▶ Short exercise: Your copy of the material below should match it exactly, except that it holds no pictures.

▶ The records:
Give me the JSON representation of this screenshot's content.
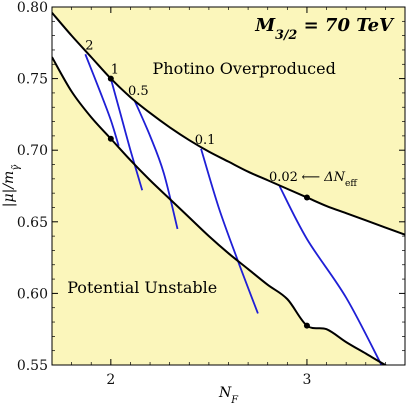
{
  "chart_data": {
    "type": "line",
    "title": "M_{3/2} = 70 TeV",
    "title_parts": {
      "symbol": "M",
      "subscript": "3/2",
      "value": " = 70 TeV"
    },
    "xlabel": "N_F",
    "xlabel_parts": {
      "symbol": "N",
      "subscript": "F"
    },
    "ylabel": "|μ|/m_γ̃",
    "ylabel_text": "|μ|/m",
    "ylabel_sub": "γ̃",
    "xlim": [
      1.7,
      3.5
    ],
    "ylim": [
      0.55,
      0.8
    ],
    "x_ticks": [
      2,
      3
    ],
    "x_tick_labels": [
      "2",
      "3"
    ],
    "y_ticks": [
      0.55,
      0.6,
      0.65,
      0.7,
      0.75,
      0.8
    ],
    "y_tick_labels": [
      "0.55",
      "0.60",
      "0.65",
      "0.70",
      "0.75",
      "0.80"
    ],
    "grid": false,
    "colors": {
      "excluded_region": "#fbf6bb",
      "allowed_region": "#ffffff",
      "bound_curves": "#000000",
      "delta_neff_contours": "#1f1fd6",
      "markers": "#000000"
    },
    "region_labels": [
      {
        "text": "Photino Overproduced",
        "x": 2.68,
        "y": 0.7575
      },
      {
        "text": "Potential Unstable",
        "x": 2.16,
        "y": 0.6045
      }
    ],
    "upper_bound": {
      "name": "Photino Overproduced boundary",
      "x": [
        1.7,
        1.8,
        1.9,
        2.0,
        2.1,
        2.2,
        2.3,
        2.4,
        2.5,
        2.6,
        2.7,
        2.8,
        2.9,
        3.0,
        3.1,
        3.2,
        3.3,
        3.4,
        3.5
      ],
      "y": [
        0.796,
        0.78,
        0.765,
        0.75,
        0.737,
        0.726,
        0.716,
        0.707,
        0.699,
        0.692,
        0.685,
        0.679,
        0.673,
        0.667,
        0.661,
        0.656,
        0.651,
        0.646,
        0.641
      ]
    },
    "lower_bound": {
      "name": "Potential Unstable boundary",
      "x": [
        1.7,
        1.8,
        1.9,
        2.0,
        2.1,
        2.2,
        2.3,
        2.4,
        2.5,
        2.6,
        2.7,
        2.8,
        2.9,
        3.0,
        3.1,
        3.2,
        3.3,
        3.4,
        3.5
      ],
      "y": [
        0.765,
        0.741,
        0.723,
        0.708,
        0.693,
        0.679,
        0.666,
        0.653,
        0.64,
        0.628,
        0.617,
        0.606,
        0.596,
        0.5775,
        0.575,
        0.566,
        0.558,
        0.55,
        0.543
      ]
    },
    "contours_title": "⟵ ΔN_eff",
    "contours": [
      {
        "label": "2",
        "x": [
          1.87,
          1.945,
          2.0,
          2.04
        ],
        "y": [
          0.767,
          0.741,
          0.721,
          0.703
        ]
      },
      {
        "label": "1",
        "x": [
          2.0,
          2.05,
          2.1,
          2.16
        ],
        "y": [
          0.75,
          0.725,
          0.7,
          0.672
        ]
      },
      {
        "label": "0.5",
        "x": [
          2.12,
          2.2,
          2.27,
          2.34
        ],
        "y": [
          0.735,
          0.71,
          0.684,
          0.645
        ]
      },
      {
        "label": "0.1",
        "x": [
          2.46,
          2.55,
          2.65,
          2.75
        ],
        "y": [
          0.701,
          0.66,
          0.622,
          0.586
        ]
      },
      {
        "label": "0.02",
        "x": [
          2.86,
          3.0,
          3.2,
          3.38
        ],
        "y": [
          0.675,
          0.638,
          0.597,
          0.55
        ]
      }
    ],
    "points": [
      {
        "x": 2.0,
        "y": 0.75
      },
      {
        "x": 2.0,
        "y": 0.708
      },
      {
        "x": 3.0,
        "y": 0.667
      },
      {
        "x": 3.0,
        "y": 0.5775
      }
    ]
  }
}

▶ Written solution:
Give me the JSON representation of this screenshot's content.
{
  "chart_data": {
    "type": "line",
    "title": "M_{3/2} = 70 TeV",
    "title_parts": {
      "symbol": "M",
      "subscript": "3/2",
      "value": " = 70 TeV"
    },
    "xlabel": "N_F",
    "xlabel_parts": {
      "symbol": "N",
      "subscript": "F"
    },
    "ylabel": "|μ|/m_γ̃",
    "ylabel_text": "|μ|/m",
    "ylabel_sub": "γ̃",
    "xlim": [
      1.7,
      3.5
    ],
    "ylim": [
      0.55,
      0.8
    ],
    "x_ticks": [
      2,
      3
    ],
    "x_tick_labels": [
      "2",
      "3"
    ],
    "y_ticks": [
      0.55,
      0.6,
      0.65,
      0.7,
      0.75,
      0.8
    ],
    "y_tick_labels": [
      "0.55",
      "0.60",
      "0.65",
      "0.70",
      "0.75",
      "0.80"
    ],
    "grid": false,
    "colors": {
      "excluded_region": "#fbf6bb",
      "allowed_region": "#ffffff",
      "bound_curves": "#000000",
      "delta_neff_contours": "#1f1fd6",
      "markers": "#000000"
    },
    "region_labels": [
      {
        "text": "Photino Overproduced",
        "x": 2.68,
        "y": 0.7575
      },
      {
        "text": "Potential Unstable",
        "x": 2.16,
        "y": 0.6045
      }
    ],
    "upper_bound": {
      "name": "Photino Overproduced boundary",
      "x": [
        1.7,
        1.8,
        1.9,
        2.0,
        2.1,
        2.2,
        2.3,
        2.4,
        2.5,
        2.6,
        2.7,
        2.8,
        2.9,
        3.0,
        3.1,
        3.2,
        3.3,
        3.4,
        3.5
      ],
      "y": [
        0.796,
        0.78,
        0.765,
        0.75,
        0.737,
        0.726,
        0.716,
        0.707,
        0.699,
        0.692,
        0.685,
        0.679,
        0.673,
        0.667,
        0.661,
        0.656,
        0.651,
        0.646,
        0.641
      ]
    },
    "lower_bound": {
      "name": "Potential Unstable boundary",
      "x": [
        1.7,
        1.8,
        1.9,
        2.0,
        2.1,
        2.2,
        2.3,
        2.4,
        2.5,
        2.6,
        2.7,
        2.8,
        2.9,
        3.0,
        3.1,
        3.2,
        3.3,
        3.4,
        3.5
      ],
      "y": [
        0.765,
        0.741,
        0.723,
        0.708,
        0.693,
        0.679,
        0.666,
        0.653,
        0.64,
        0.628,
        0.617,
        0.606,
        0.596,
        0.5775,
        0.575,
        0.566,
        0.558,
        0.55,
        0.543
      ]
    },
    "contours_title": "⟵ ΔN_eff",
    "contours": [
      {
        "label": "2",
        "x": [
          1.87,
          1.945,
          2.0,
          2.04
        ],
        "y": [
          0.767,
          0.741,
          0.721,
          0.703
        ]
      },
      {
        "label": "1",
        "x": [
          2.0,
          2.05,
          2.1,
          2.16
        ],
        "y": [
          0.75,
          0.725,
          0.7,
          0.672
        ]
      },
      {
        "label": "0.5",
        "x": [
          2.12,
          2.2,
          2.27,
          2.34
        ],
        "y": [
          0.735,
          0.71,
          0.684,
          0.645
        ]
      },
      {
        "label": "0.1",
        "x": [
          2.46,
          2.55,
          2.65,
          2.75
        ],
        "y": [
          0.701,
          0.66,
          0.622,
          0.586
        ]
      },
      {
        "label": "0.02",
        "x": [
          2.86,
          3.0,
          3.2,
          3.38
        ],
        "y": [
          0.675,
          0.638,
          0.597,
          0.55
        ]
      }
    ],
    "points": [
      {
        "x": 2.0,
        "y": 0.75
      },
      {
        "x": 2.0,
        "y": 0.708
      },
      {
        "x": 3.0,
        "y": 0.667
      },
      {
        "x": 3.0,
        "y": 0.5775
      }
    ]
  }
}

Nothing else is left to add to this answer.